Start of Data shown

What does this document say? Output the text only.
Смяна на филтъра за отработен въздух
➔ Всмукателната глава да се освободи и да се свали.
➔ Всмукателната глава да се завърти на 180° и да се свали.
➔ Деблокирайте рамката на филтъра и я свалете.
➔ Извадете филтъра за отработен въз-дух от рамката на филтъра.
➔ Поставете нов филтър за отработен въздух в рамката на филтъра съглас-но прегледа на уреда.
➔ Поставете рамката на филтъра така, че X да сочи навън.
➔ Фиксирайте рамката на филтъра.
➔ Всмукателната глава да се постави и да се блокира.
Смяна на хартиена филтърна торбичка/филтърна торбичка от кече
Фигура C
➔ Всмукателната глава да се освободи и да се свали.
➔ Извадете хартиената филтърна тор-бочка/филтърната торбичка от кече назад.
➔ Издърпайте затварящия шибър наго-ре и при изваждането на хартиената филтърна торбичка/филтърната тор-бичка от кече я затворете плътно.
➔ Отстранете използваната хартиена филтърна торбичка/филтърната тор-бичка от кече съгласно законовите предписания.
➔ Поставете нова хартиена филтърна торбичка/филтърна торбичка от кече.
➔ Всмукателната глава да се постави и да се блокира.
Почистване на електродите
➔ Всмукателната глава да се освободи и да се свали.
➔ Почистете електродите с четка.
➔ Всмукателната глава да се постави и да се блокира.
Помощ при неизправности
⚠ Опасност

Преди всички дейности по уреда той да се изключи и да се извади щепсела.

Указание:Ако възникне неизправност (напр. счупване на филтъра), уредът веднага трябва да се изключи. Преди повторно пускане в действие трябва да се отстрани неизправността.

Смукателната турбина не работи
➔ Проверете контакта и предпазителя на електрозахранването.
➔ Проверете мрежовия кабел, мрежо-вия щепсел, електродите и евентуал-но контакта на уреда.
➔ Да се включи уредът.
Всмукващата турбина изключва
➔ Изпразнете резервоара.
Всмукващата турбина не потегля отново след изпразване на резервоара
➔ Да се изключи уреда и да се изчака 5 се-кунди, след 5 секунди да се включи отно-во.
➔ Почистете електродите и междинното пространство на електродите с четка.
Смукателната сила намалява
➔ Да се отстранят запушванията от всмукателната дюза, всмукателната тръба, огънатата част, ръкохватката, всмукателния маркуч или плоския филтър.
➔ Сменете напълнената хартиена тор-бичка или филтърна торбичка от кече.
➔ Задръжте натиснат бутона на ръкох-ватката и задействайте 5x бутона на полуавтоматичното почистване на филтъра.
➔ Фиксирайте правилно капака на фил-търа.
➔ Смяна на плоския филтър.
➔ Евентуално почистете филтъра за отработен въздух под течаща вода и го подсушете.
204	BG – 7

End of Data shown

Identify and copy all lines with the word "четка".

[Written reply]:
➔ Почистете електродите с четка.
➔ Почистете електродите и междинното пространство на електродите с четка.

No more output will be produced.